Challenge:
Give the number of lines containing "Domains" in this listing, with no other words.

Data shown:

----

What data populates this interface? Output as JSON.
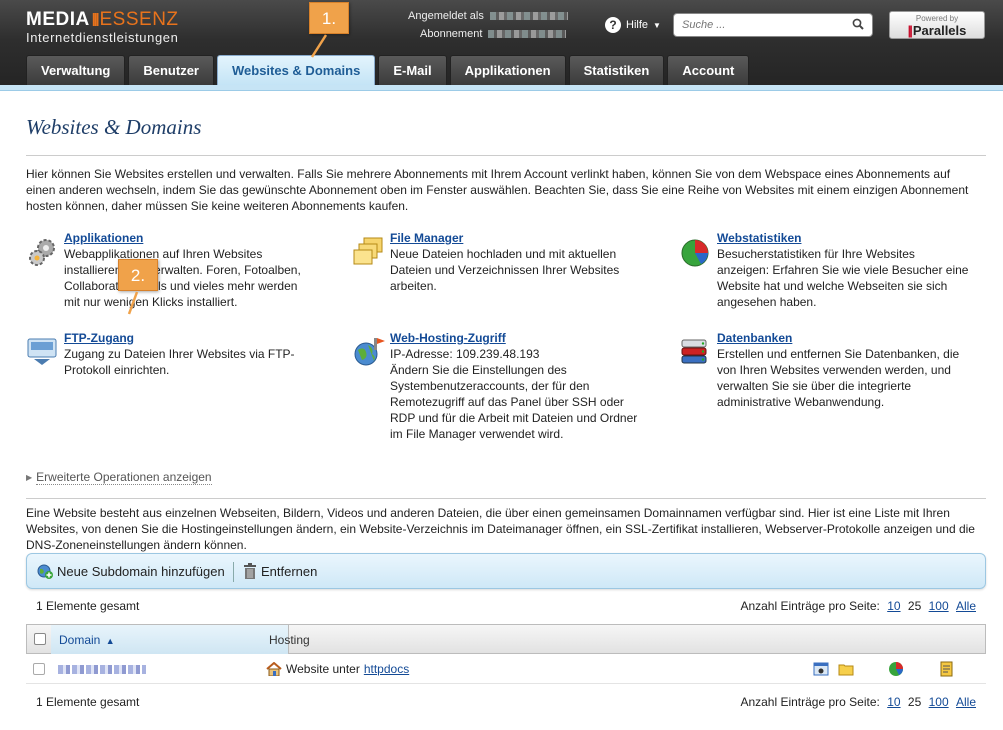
{
  "header": {
    "brand_left": "MEDIA",
    "brand_sep": "|||",
    "brand_right": "ESSENZ",
    "tagline": "Internetdienstleistungen",
    "logged_in_label": "Angemeldet als",
    "subscription_label": "Abonnement",
    "help_label": "Hilfe",
    "search_placeholder": "Suche ...",
    "powered_by": "Powered by",
    "parallels": "Parallels"
  },
  "tabs": [
    {
      "label": "Verwaltung",
      "active": false
    },
    {
      "label": "Benutzer",
      "active": false
    },
    {
      "label": "Websites & Domains",
      "active": true
    },
    {
      "label": "E-Mail",
      "active": false
    },
    {
      "label": "Applikationen",
      "active": false
    },
    {
      "label": "Statistiken",
      "active": false
    },
    {
      "label": "Account",
      "active": false
    }
  ],
  "callouts": [
    "1.",
    "2."
  ],
  "page": {
    "title": "Websites & Domains",
    "intro": "Hier können Sie Websites erstellen und verwalten. Falls Sie mehrere Abonnements mit Ihrem Account verlinkt haben, können Sie von dem Webspace eines Abonnements auf einen anderen wechseln, indem Sie das gewünschte Abonnement oben im Fenster auswählen. Beachten Sie, dass Sie eine Reihe von Websites mit einem einzigen Abonnement hosten können, daher müssen Sie keine weiteren Abonnements kaufen."
  },
  "tools": [
    {
      "title": "Applikationen",
      "text": "Webapplikationen auf Ihren Websites installieren und verwalten. Foren, Fotoalben, Collaboration-Tools und vieles mehr werden mit nur wenigen Klicks installiert.",
      "icon": "gears-icon"
    },
    {
      "title": "File Manager",
      "text": "Neue Dateien hochladen und mit aktuellen Dateien und Verzeichnissen Ihrer Websites arbeiten.",
      "icon": "folders-icon"
    },
    {
      "title": "Webstatistiken",
      "text": "Besucherstatistiken für Ihre Websites anzeigen: Erfahren Sie wie viele Besucher eine Website hat und welche Webseiten sie sich angesehen haben.",
      "icon": "pie-chart-icon"
    },
    {
      "title": "FTP-Zugang",
      "text": "Zugang zu Dateien Ihrer Websites via FTP-Protokoll einrichten.",
      "icon": "ftp-icon"
    },
    {
      "title": "Web-Hosting-Zugriff",
      "text": "IP-Adresse: 109.239.48.193\nÄndern Sie die Einstellungen des Systembenutzeraccounts, der für den Remotezugriff auf das Panel über SSH oder RDP und für die Arbeit mit Dateien und Ordner im File Manager verwendet wird.",
      "icon": "globe-icon"
    },
    {
      "title": "Datenbanken",
      "text": "Erstellen und entfernen Sie Datenbanken, die von Ihren Websites verwenden werden, und verwalten Sie sie über die integrierte administrative Webanwendung.",
      "icon": "database-icon"
    }
  ],
  "advanced_link": "Erweiterte Operationen anzeigen",
  "sites_description": "Eine Website besteht aus einzelnen Webseiten, Bildern, Videos und anderen Dateien, die über einen gemeinsamen Domainnamen verfügbar sind. Hier ist eine Liste mit Ihren Websites, von denen Sie die Hostingeinstellungen ändern, ein Website-Verzeichnis im Dateimanager öffnen, ein SSL-Zertifikat installieren, Webserver-Protokolle anzeigen und die DNS-Zoneneinstellungen ändern können.",
  "toolbar": {
    "add_subdomain": "Neue Subdomain hinzufügen",
    "remove": "Entfernen"
  },
  "list": {
    "total": "1 Elemente gesamt",
    "per_page_label": "Anzahl Einträge pro Seite:",
    "per_page_options": [
      "10",
      "25",
      "100",
      "Alle"
    ],
    "per_page_selected": "25",
    "col_domain": "Domain",
    "sort_arrow": "▲",
    "col_hosting": "Hosting",
    "rows": [
      {
        "hosting_prefix": "Website unter",
        "hosting_link": "httpdocs"
      }
    ]
  }
}
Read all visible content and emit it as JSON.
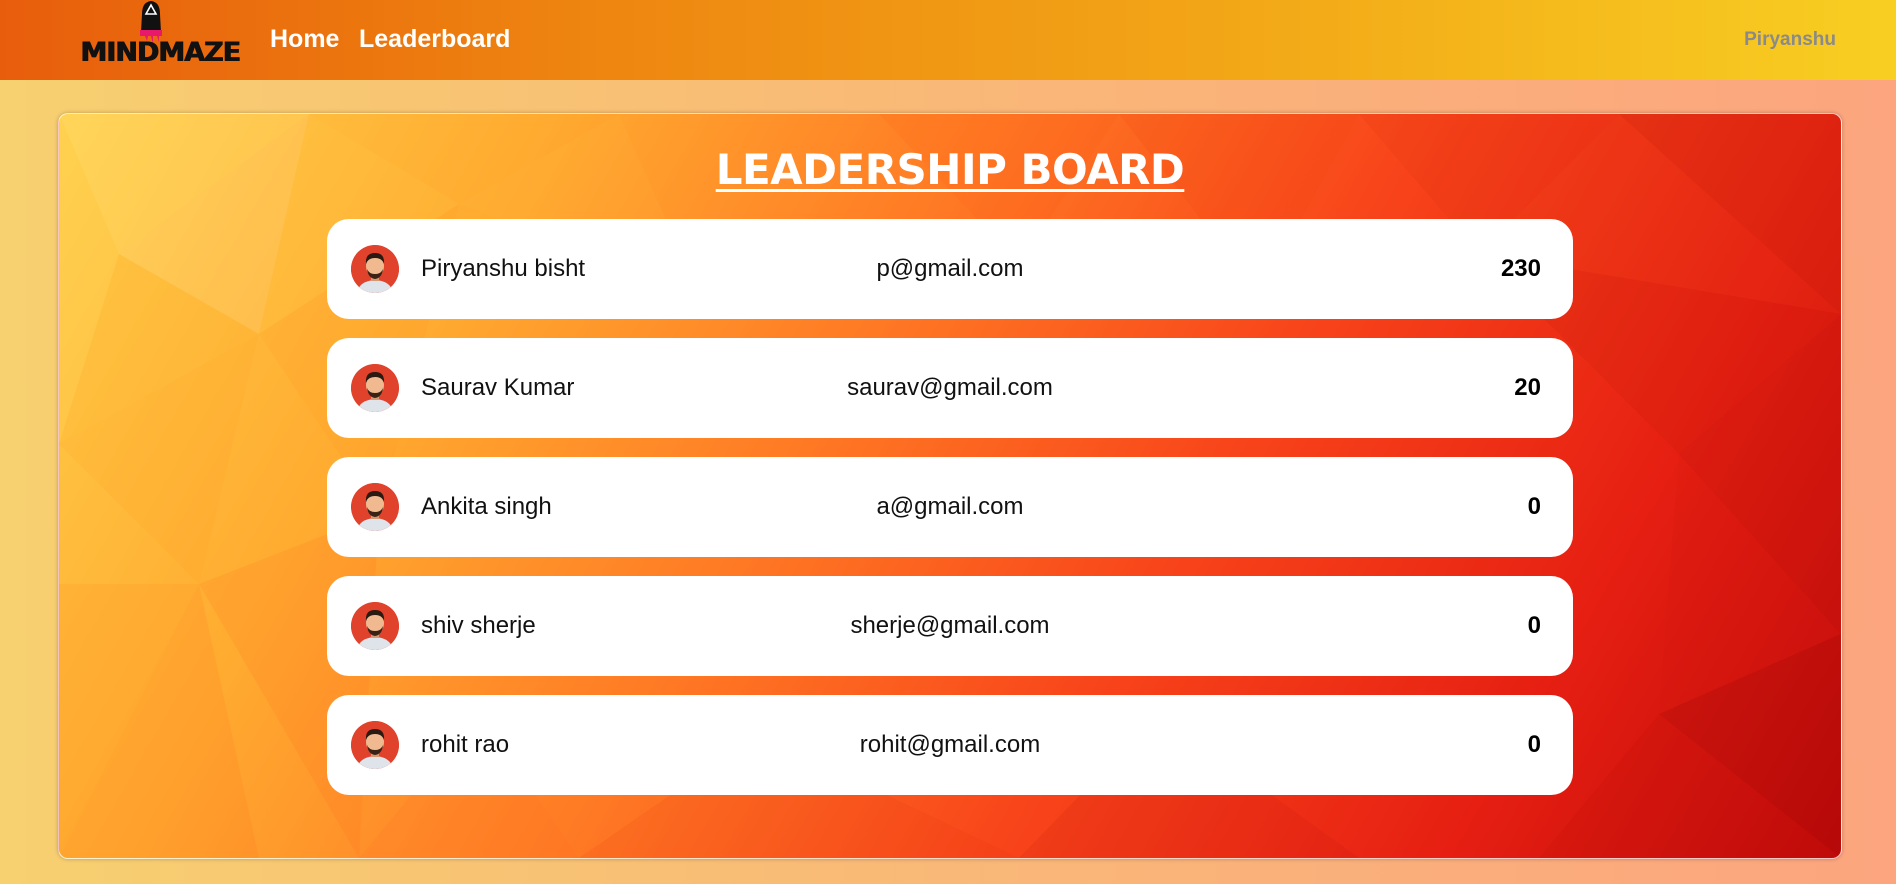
{
  "brand": {
    "logo_text": "MINDMAZE",
    "colors": {
      "nav_start": "#e85d0c",
      "nav_end": "#f8cf22",
      "logo_accent": "#e8186a"
    }
  },
  "nav": {
    "links": [
      {
        "label": "Home"
      },
      {
        "label": "Leaderboard"
      }
    ],
    "user_name": "Piryanshu"
  },
  "board": {
    "title": "LEADERSHIP BOARD",
    "avatar_icon": "user-avatar-icon",
    "rows": [
      {
        "name": "Piryanshu bisht",
        "email": "p@gmail.com",
        "score": "230"
      },
      {
        "name": "Saurav Kumar",
        "email": "saurav@gmail.com",
        "score": "20"
      },
      {
        "name": "Ankita singh",
        "email": "a@gmail.com",
        "score": "0"
      },
      {
        "name": "shiv sherje",
        "email": "sherje@gmail.com",
        "score": "0"
      },
      {
        "name": "rohit rao",
        "email": "rohit@gmail.com",
        "score": "0"
      }
    ]
  }
}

----

Task response:
2